= Required work =
Your task is to print the material below exactly as presented.

= Provided data =
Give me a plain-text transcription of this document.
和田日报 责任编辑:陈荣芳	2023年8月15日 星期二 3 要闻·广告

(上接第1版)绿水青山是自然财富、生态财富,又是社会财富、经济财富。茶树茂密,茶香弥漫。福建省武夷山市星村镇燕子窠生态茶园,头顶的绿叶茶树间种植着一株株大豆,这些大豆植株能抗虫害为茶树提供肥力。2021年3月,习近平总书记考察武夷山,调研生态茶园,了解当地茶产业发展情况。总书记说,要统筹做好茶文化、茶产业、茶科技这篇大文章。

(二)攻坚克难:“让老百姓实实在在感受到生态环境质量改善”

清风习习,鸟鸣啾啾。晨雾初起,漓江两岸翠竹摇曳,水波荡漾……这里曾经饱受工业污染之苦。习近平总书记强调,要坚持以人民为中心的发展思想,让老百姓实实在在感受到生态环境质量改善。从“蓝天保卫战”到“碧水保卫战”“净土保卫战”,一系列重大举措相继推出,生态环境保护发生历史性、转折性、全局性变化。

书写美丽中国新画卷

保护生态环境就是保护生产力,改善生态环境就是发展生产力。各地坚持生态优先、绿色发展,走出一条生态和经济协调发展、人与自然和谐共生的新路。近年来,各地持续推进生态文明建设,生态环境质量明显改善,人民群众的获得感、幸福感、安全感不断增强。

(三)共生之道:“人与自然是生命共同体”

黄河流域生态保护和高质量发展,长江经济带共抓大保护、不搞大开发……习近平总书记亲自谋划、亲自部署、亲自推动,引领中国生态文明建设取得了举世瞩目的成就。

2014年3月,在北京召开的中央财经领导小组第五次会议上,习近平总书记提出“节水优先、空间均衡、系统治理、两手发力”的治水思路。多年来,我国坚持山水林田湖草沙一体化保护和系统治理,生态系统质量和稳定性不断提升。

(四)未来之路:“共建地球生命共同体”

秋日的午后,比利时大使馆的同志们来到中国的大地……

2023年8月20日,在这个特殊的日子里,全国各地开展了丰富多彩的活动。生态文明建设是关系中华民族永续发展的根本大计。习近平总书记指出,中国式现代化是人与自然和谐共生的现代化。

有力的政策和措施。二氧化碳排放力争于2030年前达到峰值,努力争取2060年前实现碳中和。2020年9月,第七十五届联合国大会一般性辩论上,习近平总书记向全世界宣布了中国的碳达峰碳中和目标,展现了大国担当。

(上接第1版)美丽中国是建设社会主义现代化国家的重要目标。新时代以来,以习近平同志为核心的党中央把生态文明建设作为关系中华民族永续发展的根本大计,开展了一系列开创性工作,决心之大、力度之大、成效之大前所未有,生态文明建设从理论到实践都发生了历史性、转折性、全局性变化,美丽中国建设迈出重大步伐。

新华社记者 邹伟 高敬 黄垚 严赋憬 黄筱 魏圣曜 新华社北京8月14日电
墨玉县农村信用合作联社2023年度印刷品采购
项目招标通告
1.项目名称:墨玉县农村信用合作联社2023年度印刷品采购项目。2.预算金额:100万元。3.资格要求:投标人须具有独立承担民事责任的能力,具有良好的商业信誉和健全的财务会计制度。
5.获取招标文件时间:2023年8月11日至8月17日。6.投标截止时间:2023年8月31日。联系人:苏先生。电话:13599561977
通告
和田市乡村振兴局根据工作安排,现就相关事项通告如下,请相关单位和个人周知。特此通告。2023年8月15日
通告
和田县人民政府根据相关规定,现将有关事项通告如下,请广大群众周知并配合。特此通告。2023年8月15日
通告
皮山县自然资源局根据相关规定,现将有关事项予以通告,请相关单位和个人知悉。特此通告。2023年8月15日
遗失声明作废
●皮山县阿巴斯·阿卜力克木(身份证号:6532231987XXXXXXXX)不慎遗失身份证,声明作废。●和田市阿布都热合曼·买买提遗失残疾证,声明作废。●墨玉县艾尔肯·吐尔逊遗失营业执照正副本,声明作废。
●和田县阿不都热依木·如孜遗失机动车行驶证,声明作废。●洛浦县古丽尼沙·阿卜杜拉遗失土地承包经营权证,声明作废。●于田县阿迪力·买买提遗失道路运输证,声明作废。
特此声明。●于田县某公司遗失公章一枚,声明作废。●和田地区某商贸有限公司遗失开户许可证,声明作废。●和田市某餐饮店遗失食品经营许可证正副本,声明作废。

= Response to the exercise =
Give me a plain-text transcription of this document.
和田日报 责任编辑:陈荣芳	2023年8月15日 星期二 3 要闻·广告

(上接第1版)绿水青山是自然财富、生态财富,又是社会财富、经济财富。茶树茂密,茶香弥漫。福建省武夷山市星村镇燕子窠生态茶园,头顶的绿叶茶树间种植着一株株大豆,这些大豆植株能抗虫害为茶树提供肥力。2021年3月,习近平总书记考察武夷山,调研生态茶园,了解当地茶产业发展情况。总书记说,要统筹做好茶文化、茶产业、茶科技这篇大文章。

(二)攻坚克难:“让老百姓实实在在感受到生态环境质量改善”

清风习习,鸟鸣啾啾。晨雾初起,漓江两岸翠竹摇曳,水波荡漾……这里曾经饱受工业污染之苦。习近平总书记强调,要坚持以人民为中心的发展思想,让老百姓实实在在感受到生态环境质量改善。从“蓝天保卫战”到“碧水保卫战”“净土保卫战”,一系列重大举措相继推出,生态环境保护发生历史性、转折性、全局性变化。

书写美丽中国新画卷

保护生态环境就是保护生产力,改善生态环境就是发展生产力。各地坚持生态优先、绿色发展,走出一条生态和经济协调发展、人与自然和谐共生的新路。近年来,各地持续推进生态文明建设,生态环境质量明显改善,人民群众的获得感、幸福感、安全感不断增强。

(三)共生之道:“人与自然是生命共同体”

黄河流域生态保护和高质量发展,长江经济带共抓大保护、不搞大开发……习近平总书记亲自谋划、亲自部署、亲自推动,引领中国生态文明建设取得了举世瞩目的成就。

2014年3月,在北京召开的中央财经领导小组第五次会议上,习近平总书记提出“节水优先、空间均衡、系统治理、两手发力”的治水思路。多年来,我国坚持山水林田湖草沙一体化保护和系统治理,生态系统质量和稳定性不断提升。

(四)未来之路:“共建地球生命共同体”

秋日的午后,比利时大使馆的同志们来到中国的大地……

2023年8月20日,在这个特殊的日子里,全国各地开展了丰富多彩的活动。生态文明建设是关系中华民族永续发展的根本大计。习近平总书记指出,中国式现代化是人与自然和谐共生的现代化。

有力的政策和措施。二氧化碳排放力争于2030年前达到峰值,努力争取2060年前实现碳中和。2020年9月,第七十五届联合国大会一般性辩论上,习近平总书记向全世界宣布了中国的碳达峰碳中和目标,展现了大国担当。

(上接第1版)美丽中国是建设社会主义现代化国家的重要目标。新时代以来,以习近平同志为核心的党中央把生态文明建设作为关系中华民族永续发展的根本大计,开展了一系列开创性工作,决心之大、力度之大、成效之大前所未有,生态文明建设从理论到实践都发生了历史性、转折性、全局性变化,美丽中国建设迈出重大步伐。

新华社记者 邹伟 高敬 黄垚 严赋憬 黄筱 魏圣曜 新华社北京8月14日电
墨玉县农村信用合作联社2023年度印刷品采购
项目招标通告
1.项目名称:墨玉县农村信用合作联社2023年度印刷品采购项目。2.预算金额:100万元。3.资格要求:投标人须具有独立承担民事责任的能力,具有良好的商业信誉和健全的财务会计制度。
5.获取招标文件时间:2023年8月11日至8月17日。6.投标截止时间:2023年8月31日。联系人:苏先生。电话:13599561977
通告
和田市乡村振兴局根据工作安排,现就相关事项通告如下,请相关单位和个人周知。特此通告。2023年8月15日
通告
和田县人民政府根据相关规定,现将有关事项通告如下,请广大群众周知并配合。特此通告。2023年8月15日
通告
皮山县自然资源局根据相关规定,现将有关事项予以通告,请相关单位和个人知悉。特此通告。2023年8月15日
遗失声明作废
●皮山县阿巴斯·阿卜力克木(身份证号:6532231987XXXXXXXX)不慎遗失身份证,声明作废。●和田市阿布都热合曼·买买提遗失残疾证,声明作废。●墨玉县艾尔肯·吐尔逊遗失营业执照正副本,声明作废。
●和田县阿不都热依木·如孜遗失机动车行驶证,声明作废。●洛浦县古丽尼沙·阿卜杜拉遗失土地承包经营权证,声明作废。●于田县阿迪力·买买提遗失道路运输证,声明作废。
特此声明。●于田县某公司遗失公章一枚,声明作废。●和田地区某商贸有限公司遗失开户许可证,声明作废。●和田市某餐饮店遗失食品经营许可证正副本,声明作废。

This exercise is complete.